■ YOUR INSTRUCTIONS ■
Collect each line of the entries that holds the string "Domestic".

Figure data in JSON
☆ ☆ ☆
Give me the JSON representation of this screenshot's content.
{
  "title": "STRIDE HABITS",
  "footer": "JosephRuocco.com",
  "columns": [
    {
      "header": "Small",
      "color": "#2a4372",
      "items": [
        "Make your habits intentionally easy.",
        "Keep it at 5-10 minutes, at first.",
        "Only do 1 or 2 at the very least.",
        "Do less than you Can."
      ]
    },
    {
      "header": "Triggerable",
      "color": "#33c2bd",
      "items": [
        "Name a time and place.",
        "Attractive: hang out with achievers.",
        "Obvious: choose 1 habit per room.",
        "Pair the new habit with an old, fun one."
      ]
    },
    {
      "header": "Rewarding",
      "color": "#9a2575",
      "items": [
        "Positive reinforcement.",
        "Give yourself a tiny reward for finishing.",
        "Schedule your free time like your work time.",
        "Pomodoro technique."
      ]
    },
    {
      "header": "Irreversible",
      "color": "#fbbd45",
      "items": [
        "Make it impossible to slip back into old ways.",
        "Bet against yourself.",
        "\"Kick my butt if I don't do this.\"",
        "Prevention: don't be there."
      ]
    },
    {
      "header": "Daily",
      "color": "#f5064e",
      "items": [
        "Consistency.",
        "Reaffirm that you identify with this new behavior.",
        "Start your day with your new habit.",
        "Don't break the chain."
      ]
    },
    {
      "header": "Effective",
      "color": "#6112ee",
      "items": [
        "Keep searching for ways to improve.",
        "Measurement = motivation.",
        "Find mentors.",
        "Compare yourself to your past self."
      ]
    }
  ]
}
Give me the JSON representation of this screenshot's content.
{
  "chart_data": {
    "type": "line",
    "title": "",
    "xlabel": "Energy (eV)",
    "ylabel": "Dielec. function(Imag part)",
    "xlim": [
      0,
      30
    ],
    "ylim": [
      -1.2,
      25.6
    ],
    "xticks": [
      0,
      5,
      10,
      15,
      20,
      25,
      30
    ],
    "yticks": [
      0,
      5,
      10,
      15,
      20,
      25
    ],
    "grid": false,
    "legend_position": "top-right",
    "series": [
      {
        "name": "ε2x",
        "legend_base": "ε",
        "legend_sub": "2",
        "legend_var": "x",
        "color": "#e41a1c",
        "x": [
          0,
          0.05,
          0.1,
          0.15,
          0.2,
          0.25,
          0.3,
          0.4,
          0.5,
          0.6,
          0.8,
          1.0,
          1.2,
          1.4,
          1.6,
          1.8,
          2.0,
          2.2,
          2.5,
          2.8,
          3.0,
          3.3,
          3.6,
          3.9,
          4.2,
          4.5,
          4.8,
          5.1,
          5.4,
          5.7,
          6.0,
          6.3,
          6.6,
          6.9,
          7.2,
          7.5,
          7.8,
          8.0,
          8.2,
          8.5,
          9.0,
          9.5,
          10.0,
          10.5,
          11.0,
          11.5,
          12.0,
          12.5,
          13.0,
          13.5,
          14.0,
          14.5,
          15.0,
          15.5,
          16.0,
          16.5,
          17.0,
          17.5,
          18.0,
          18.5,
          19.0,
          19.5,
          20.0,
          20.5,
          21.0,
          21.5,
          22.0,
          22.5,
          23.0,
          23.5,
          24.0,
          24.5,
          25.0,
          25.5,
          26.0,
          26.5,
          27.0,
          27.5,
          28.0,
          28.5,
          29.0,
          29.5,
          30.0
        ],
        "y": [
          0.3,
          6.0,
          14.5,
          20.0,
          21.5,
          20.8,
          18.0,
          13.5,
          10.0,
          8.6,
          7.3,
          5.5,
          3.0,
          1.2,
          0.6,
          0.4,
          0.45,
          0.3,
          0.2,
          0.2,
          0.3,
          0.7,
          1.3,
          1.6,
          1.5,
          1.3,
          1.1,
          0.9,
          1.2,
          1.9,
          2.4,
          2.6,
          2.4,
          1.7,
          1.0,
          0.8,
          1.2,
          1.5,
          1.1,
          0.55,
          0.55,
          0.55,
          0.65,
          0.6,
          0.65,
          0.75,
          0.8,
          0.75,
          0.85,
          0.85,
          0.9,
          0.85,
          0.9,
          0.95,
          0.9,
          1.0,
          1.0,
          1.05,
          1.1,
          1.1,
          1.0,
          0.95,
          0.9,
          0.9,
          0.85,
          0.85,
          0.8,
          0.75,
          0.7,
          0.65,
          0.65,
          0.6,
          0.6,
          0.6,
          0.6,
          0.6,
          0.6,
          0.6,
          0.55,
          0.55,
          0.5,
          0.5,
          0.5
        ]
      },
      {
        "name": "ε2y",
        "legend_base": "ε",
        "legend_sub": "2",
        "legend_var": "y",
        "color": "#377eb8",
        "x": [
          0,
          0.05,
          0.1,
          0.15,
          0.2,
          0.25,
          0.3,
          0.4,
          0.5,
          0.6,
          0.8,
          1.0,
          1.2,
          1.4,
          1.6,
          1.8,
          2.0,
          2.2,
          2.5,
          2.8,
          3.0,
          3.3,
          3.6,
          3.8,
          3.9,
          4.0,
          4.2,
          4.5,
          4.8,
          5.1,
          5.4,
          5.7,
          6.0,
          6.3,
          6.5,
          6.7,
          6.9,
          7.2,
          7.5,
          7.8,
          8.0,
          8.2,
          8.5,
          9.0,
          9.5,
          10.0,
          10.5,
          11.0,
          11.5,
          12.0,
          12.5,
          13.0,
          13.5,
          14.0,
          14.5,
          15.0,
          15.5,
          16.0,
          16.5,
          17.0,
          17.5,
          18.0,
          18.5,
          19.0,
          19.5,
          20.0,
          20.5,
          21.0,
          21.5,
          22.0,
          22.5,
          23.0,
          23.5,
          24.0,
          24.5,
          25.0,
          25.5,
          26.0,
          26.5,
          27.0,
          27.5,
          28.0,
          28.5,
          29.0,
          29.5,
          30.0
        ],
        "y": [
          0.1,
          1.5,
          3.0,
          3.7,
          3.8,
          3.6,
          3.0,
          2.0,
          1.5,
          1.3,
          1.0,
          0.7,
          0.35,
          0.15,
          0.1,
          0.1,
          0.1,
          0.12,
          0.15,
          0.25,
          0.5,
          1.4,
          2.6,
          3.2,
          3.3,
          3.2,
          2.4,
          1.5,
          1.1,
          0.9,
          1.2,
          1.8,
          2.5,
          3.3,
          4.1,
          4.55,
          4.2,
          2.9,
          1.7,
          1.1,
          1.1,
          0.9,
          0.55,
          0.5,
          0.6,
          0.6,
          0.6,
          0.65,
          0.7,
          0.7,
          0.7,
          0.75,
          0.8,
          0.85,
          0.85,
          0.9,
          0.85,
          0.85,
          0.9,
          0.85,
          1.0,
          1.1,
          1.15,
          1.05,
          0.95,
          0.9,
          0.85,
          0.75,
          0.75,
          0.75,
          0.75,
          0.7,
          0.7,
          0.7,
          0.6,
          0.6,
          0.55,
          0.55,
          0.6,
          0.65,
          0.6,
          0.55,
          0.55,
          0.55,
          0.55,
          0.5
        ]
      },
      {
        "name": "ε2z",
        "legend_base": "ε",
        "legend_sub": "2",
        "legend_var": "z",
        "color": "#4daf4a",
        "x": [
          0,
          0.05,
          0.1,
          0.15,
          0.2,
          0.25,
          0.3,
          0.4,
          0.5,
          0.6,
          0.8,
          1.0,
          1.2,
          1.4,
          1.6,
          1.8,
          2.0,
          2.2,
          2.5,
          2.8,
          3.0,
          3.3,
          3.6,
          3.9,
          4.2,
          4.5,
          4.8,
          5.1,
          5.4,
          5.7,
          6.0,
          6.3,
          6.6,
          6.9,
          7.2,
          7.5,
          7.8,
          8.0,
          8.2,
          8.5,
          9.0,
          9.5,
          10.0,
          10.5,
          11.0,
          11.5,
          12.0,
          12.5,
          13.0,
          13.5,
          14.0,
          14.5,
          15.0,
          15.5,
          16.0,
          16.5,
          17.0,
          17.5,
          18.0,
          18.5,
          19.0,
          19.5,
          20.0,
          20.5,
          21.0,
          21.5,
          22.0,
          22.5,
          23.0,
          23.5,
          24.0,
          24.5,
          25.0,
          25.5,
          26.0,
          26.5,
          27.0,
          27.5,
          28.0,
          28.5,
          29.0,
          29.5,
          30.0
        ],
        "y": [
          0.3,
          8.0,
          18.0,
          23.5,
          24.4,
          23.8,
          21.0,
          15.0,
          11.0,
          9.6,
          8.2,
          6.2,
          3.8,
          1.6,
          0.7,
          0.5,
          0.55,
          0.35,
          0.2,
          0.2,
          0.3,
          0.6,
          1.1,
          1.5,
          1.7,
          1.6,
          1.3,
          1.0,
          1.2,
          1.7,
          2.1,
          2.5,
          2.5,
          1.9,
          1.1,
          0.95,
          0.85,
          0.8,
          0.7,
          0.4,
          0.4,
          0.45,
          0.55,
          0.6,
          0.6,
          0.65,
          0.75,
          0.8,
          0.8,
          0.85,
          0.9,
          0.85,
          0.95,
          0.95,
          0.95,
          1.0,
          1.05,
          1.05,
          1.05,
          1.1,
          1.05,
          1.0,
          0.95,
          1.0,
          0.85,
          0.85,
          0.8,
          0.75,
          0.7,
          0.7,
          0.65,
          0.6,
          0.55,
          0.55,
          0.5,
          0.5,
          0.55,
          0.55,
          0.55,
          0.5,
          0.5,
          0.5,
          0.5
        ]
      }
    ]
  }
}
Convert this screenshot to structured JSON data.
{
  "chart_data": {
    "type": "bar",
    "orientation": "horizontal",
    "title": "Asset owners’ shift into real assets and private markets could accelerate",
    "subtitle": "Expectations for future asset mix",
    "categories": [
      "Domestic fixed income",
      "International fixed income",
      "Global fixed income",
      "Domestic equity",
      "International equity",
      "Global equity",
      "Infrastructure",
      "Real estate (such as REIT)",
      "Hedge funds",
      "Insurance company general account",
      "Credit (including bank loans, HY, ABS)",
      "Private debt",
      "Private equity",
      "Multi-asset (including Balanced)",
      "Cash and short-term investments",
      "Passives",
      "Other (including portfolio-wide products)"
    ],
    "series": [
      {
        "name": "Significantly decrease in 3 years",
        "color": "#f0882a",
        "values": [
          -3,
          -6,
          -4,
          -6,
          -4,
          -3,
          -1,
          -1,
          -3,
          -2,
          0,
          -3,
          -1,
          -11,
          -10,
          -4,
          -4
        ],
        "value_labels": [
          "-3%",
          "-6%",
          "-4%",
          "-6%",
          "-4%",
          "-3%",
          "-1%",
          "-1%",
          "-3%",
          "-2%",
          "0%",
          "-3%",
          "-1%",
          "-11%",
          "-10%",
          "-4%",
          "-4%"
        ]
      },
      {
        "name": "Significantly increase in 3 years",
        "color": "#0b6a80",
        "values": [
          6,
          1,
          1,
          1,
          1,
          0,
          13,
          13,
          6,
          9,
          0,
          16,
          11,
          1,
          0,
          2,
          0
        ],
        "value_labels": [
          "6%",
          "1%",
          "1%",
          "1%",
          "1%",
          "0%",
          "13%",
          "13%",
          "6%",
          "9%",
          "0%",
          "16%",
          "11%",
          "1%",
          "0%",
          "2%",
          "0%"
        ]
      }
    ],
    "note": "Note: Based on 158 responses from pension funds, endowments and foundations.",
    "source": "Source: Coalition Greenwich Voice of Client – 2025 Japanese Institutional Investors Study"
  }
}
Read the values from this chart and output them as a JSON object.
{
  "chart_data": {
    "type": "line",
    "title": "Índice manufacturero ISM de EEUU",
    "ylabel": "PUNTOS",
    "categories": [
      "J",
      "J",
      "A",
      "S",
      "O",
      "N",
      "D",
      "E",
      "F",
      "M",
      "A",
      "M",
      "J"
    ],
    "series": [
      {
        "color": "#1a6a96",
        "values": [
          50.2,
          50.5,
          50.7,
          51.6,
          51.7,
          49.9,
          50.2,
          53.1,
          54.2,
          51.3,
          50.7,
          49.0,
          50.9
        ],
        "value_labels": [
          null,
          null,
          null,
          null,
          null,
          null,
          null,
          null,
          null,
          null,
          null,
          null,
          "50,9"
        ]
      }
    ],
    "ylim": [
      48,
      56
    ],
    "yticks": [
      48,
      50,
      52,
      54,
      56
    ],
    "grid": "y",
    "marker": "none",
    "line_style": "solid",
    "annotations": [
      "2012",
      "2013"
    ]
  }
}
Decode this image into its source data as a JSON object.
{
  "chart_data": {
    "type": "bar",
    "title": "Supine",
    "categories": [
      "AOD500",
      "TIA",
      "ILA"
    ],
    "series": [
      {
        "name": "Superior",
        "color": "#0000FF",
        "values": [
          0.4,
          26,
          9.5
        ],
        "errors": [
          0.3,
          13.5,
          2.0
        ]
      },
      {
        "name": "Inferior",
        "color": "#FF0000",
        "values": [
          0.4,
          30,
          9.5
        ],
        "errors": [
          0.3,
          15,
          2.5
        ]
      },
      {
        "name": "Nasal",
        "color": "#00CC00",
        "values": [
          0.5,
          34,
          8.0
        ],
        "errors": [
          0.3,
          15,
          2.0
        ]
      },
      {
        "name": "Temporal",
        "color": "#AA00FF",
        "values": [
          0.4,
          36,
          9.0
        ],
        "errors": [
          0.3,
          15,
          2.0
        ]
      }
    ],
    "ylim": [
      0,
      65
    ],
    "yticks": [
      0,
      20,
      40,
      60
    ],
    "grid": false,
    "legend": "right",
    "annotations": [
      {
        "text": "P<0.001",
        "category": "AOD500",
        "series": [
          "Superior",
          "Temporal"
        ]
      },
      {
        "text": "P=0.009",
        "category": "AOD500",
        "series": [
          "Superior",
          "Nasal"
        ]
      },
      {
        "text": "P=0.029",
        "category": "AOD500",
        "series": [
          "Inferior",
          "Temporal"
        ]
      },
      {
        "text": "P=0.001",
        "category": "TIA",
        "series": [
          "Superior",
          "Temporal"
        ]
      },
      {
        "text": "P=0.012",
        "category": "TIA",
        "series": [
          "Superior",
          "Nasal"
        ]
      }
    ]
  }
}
☆ ☆ ☆
■ TASK ANSWER ■
      "Domestic fixed income",
      "Domestic equity",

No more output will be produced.